:: TASK ::
Retype exactly the lines that start at the line with "Convert this screenshot" and end at the final line, both included, and leave out every picture.

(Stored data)
---*---

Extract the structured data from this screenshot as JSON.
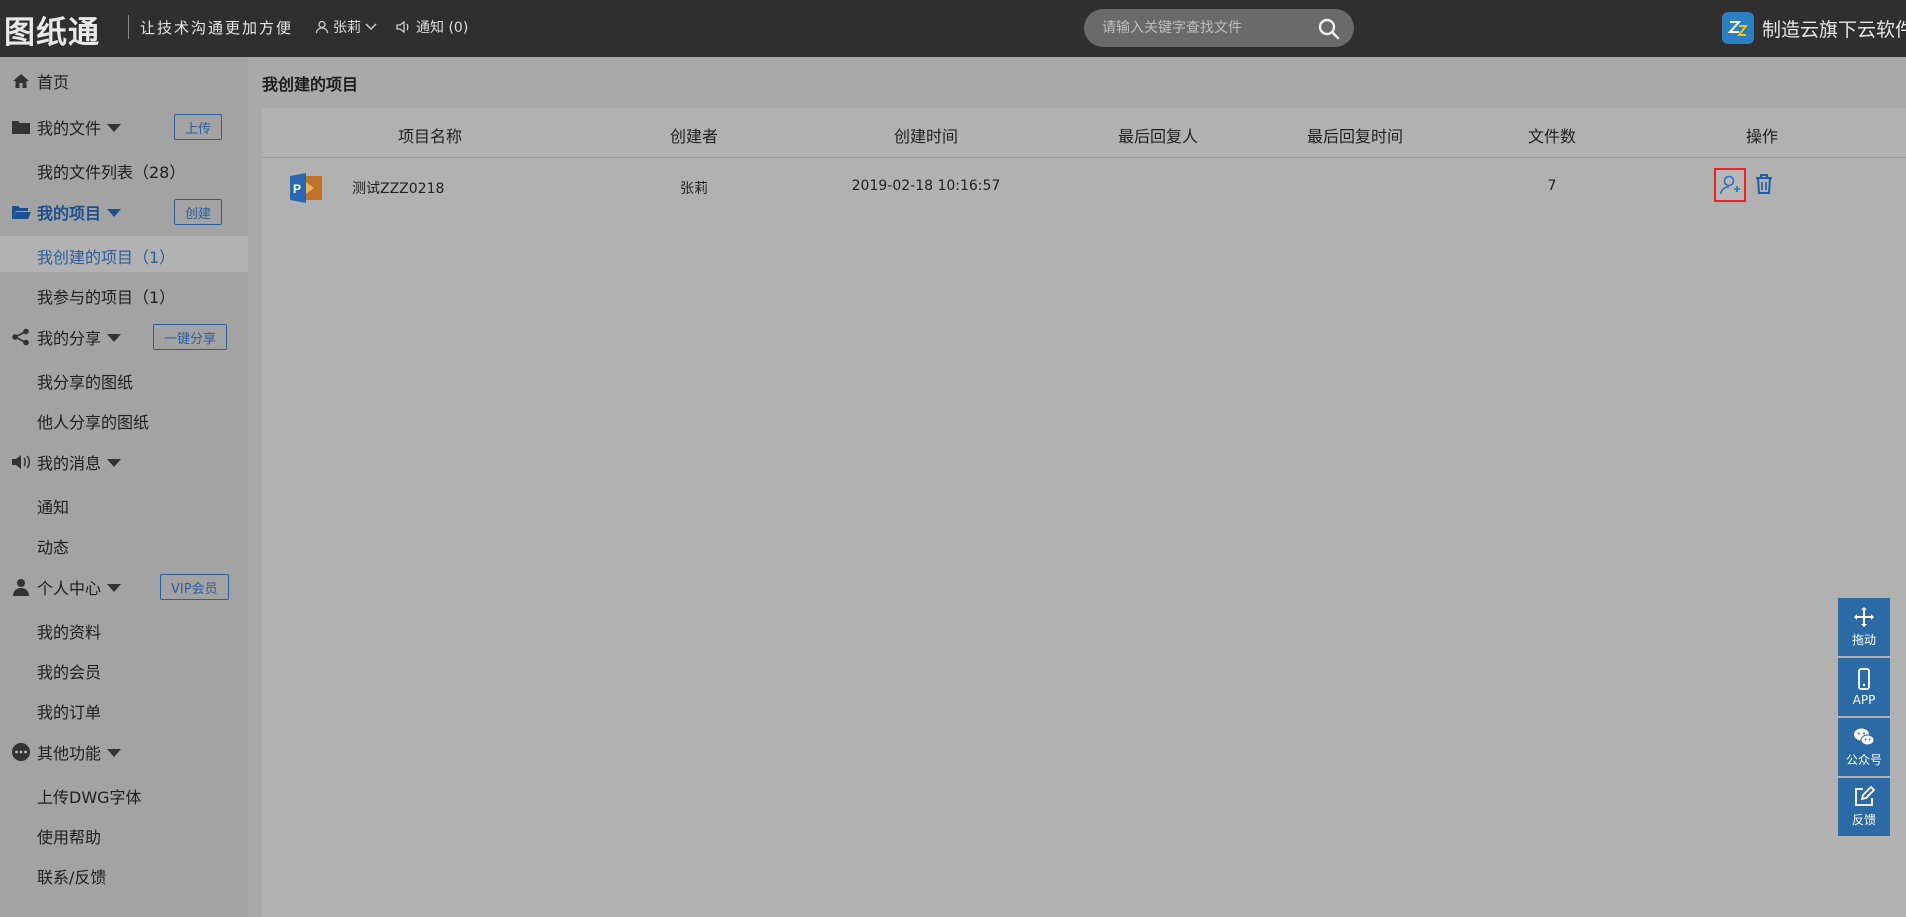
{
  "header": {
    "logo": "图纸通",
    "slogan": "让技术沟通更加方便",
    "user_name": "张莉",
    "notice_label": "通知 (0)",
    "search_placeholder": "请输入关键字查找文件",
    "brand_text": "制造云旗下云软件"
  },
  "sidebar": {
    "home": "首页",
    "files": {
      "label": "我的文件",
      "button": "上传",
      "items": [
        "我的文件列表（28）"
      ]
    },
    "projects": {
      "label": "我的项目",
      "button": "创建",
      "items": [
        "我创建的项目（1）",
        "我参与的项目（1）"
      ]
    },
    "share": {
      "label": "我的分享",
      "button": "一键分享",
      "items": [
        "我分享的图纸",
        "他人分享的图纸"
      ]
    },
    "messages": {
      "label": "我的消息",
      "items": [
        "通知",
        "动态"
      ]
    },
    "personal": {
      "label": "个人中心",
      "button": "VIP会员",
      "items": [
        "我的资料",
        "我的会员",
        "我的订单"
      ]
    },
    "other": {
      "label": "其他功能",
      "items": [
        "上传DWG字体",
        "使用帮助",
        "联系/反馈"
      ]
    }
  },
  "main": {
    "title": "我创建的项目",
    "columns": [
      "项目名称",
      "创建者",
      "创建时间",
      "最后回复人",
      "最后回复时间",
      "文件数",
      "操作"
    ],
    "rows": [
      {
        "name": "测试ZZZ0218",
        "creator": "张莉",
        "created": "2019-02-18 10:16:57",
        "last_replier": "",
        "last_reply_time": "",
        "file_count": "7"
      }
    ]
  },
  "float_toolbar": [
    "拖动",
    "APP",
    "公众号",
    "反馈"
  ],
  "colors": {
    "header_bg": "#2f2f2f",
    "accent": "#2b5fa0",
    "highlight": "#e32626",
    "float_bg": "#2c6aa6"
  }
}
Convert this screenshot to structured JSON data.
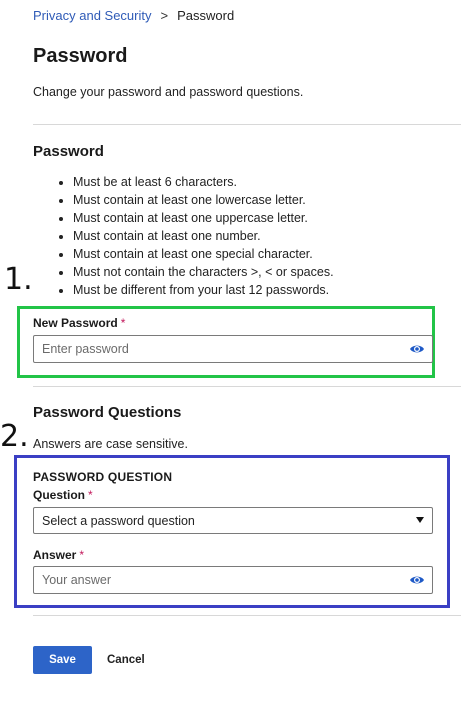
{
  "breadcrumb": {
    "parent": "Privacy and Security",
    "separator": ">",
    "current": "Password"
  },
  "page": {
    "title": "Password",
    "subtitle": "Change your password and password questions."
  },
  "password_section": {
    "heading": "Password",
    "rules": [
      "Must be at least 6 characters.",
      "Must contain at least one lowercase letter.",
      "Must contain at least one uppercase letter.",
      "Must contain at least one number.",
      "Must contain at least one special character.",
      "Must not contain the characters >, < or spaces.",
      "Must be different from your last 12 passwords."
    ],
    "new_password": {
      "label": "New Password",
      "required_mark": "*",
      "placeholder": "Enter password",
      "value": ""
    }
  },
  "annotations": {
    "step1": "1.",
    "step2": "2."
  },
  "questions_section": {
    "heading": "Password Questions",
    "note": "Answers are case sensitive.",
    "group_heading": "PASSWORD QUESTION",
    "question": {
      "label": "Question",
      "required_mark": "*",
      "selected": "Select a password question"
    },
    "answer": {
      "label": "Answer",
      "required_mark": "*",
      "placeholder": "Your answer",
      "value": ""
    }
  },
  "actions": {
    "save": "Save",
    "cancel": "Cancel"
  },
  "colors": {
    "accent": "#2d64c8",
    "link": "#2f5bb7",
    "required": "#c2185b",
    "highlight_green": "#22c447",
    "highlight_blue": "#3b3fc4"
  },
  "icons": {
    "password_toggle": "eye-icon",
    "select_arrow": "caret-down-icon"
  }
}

---*---

:: OUTPUT OF THE EXERCISE ::
Convert this screenshot to structured JSON data.
{
  "breadcrumb": {
    "parent": "Privacy and Security",
    "separator": ">",
    "current": "Password"
  },
  "page": {
    "title": "Password",
    "subtitle": "Change your password and password questions."
  },
  "password_section": {
    "heading": "Password",
    "rules": [
      "Must be at least 6 characters.",
      "Must contain at least one lowercase letter.",
      "Must contain at least one uppercase letter.",
      "Must contain at least one number.",
      "Must contain at least one special character.",
      "Must not contain the characters >, < or spaces.",
      "Must be different from your last 12 passwords."
    ],
    "new_password": {
      "label": "New Password",
      "required_mark": "*",
      "placeholder": "Enter password",
      "value": ""
    }
  },
  "annotations": {
    "step1": "1.",
    "step2": "2."
  },
  "questions_section": {
    "heading": "Password Questions",
    "note": "Answers are case sensitive.",
    "group_heading": "PASSWORD QUESTION",
    "question": {
      "label": "Question",
      "required_mark": "*",
      "selected": "Select a password question"
    },
    "answer": {
      "label": "Answer",
      "required_mark": "*",
      "placeholder": "Your answer",
      "value": ""
    }
  },
  "actions": {
    "save": "Save",
    "cancel": "Cancel"
  },
  "colors": {
    "accent": "#2d64c8",
    "link": "#2f5bb7",
    "required": "#c2185b",
    "highlight_green": "#22c447",
    "highlight_blue": "#3b3fc4"
  },
  "icons": {
    "password_toggle": "eye-icon",
    "select_arrow": "caret-down-icon"
  }
}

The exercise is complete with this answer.